## [DOCUMENT EXCERPT]

All of lore.kernel.org
 help / color / mirror / Atom feed
From: Deepak Kodihalli <dkodihal@linux.vnet.ibm.com>
To: Jeremy Kerr <jk@ozlabs.org>, openbmc <openbmc@lists.ozlabs.org>
Cc: Emily Shaffer <emilyshaffer@google.com>,
	David Thompson <dthompson@mellanox.com>,
	Dong Wei <Dong.Wei@arm.com>,
	Supreeth Venkatesh <Supreeth.Venkatesh@arm.com>,
	"Naidoo, Nilan" <nilan.naidoo@intel.com>
Subject: Re: Initial MCTP design proposal
Date: Fri, 7 Dec 2018 10:43:48 +0530	[thread overview]
Message-ID: <94639b69-3f3c-a606-ae68-f7e1461097e9@linux.vnet.ibm.com> (raw)
In-Reply-To: <a75abc9a6c5c2ae50b39576a60a2bb07c65567d4.camel@ozlabs.org>

On 07/12/18 8:11 AM, Jeremy Kerr wrote:
> Hi OpenBMCers!
> 
> In an earlier thread, I promised to sketch out a design for a MCTP
> implementation in OpenBMC, and I've included it below.


Thanks Jeremy for sending this out. This looks good (have just one 
comment below).

Question for everyone : do you have plans to employ PLDM over MCTP?

We are interested in PLDM for various "inside the box" communications 
(at the moment for the Host <-> BMC communication). I'd like to propose 
a design for a PLDM stack on OpenBMC, and would send a design template 
for review on the mailing list in some amount of time (I've just started 
with some initial sketches). I'd like to also know if others have 
embarked on a similar activity, so that we can collaborate earlier and 
avoid duplicate work.

> This is roughly in the OpenBMC design document format (thanks for the
> reminder Andrew), but I've sent it to the list for initial review before
> proposing to gerrit - mainly because there were a lot of folks who
> expressed interest on the list. I suggest we move to gerrit once we get
> specific feedback coming in. Let me know if you have general comments
> whenever you like though.

## [STORED DATA]
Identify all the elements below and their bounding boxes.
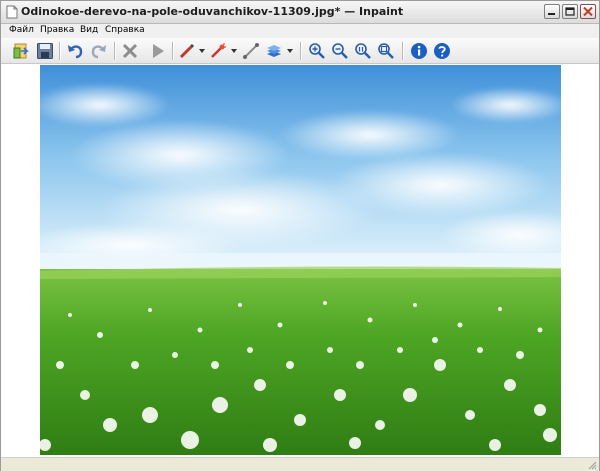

## [TO BE DONE]
a) In the MCTP design proposal reply, transcribe everything from "Thanks Jeremy for" down to "avoid duplicate work.".
b) Pick up the reply about the MCTP design proposal where it stops, and continue it.

## [REPLIES]
a)
Thanks Jeremy for sending this out. This looks good (have just one 
comment below).

Question for everyone : do you have plans to employ PLDM over MCTP?

We are interested in PLDM for various "inside the box" communications 
(at the moment for the Host <-> BMC communication). I'd like to propose 
a design for a PLDM stack on OpenBMC, and would send a design template 
for review on the mailing list in some amount of time (I've just started 
with some initial sketches). I'd like to also know if others have 
embarked on a similar activity, so that we can collaborate earlier and 
avoid duplicate work.

b)
> 
> In parallel, I've been developing a prototype for the MCTP library
> mentioned below, including a serial transport binding. I'll push to
> github soon and post a link, once I have it in a
> slightly-more-consumable form.
> 
> Cheers,
> 
> 
> Jeremy
> 
> --------------------------------------------------------
> 
> # Host/BMC communication channel: MCTP & PLDM
> 
> Author: Jeremy Kerr <jk@ozlabs.org> <jk>
> 
> ## Problem Description
> 
> Currently, we have a few different methods of communication between host
> and BMC. This is primarily IPMI-based, but also includes a few
> hardware-specific side-channels, like hiomap. On OpenPOWER hardware at
> least, we've definitely started to hit some of the limitations of IPMI
> (for example, we have need for >255 sensors), as well as the hardware
> channels that IPMI typically uses.
> 
> This design aims to use the Management Component Transport Protocol
> (MCTP) to provide a common transport layer over the multiple channels
> that OpenBMC platforms provide. Then, on top of MCTP, we have the
> opportunity to move to newer host/BMC messaging protocols to overcome
> some of the limitations we've encountered with IPMI.
> 
> ## Background and References
> 
> Separating the "transport" and "messaging protocol" parts of the current
> stack allows us to design these parts separately. Currently, IPMI
> defines both of these; we currently have BT and KCS (both defined as
> part of the IPMI 2.0 standard) as the transports, and IPMI itself as the
> messaging protocol.
> 
> Some efforts of improving the hardware transport mechanism of IPMI have
> been attempted, but not in a cross-implementation manner so far. This
> does not address some of the limitations of the IPMI data model.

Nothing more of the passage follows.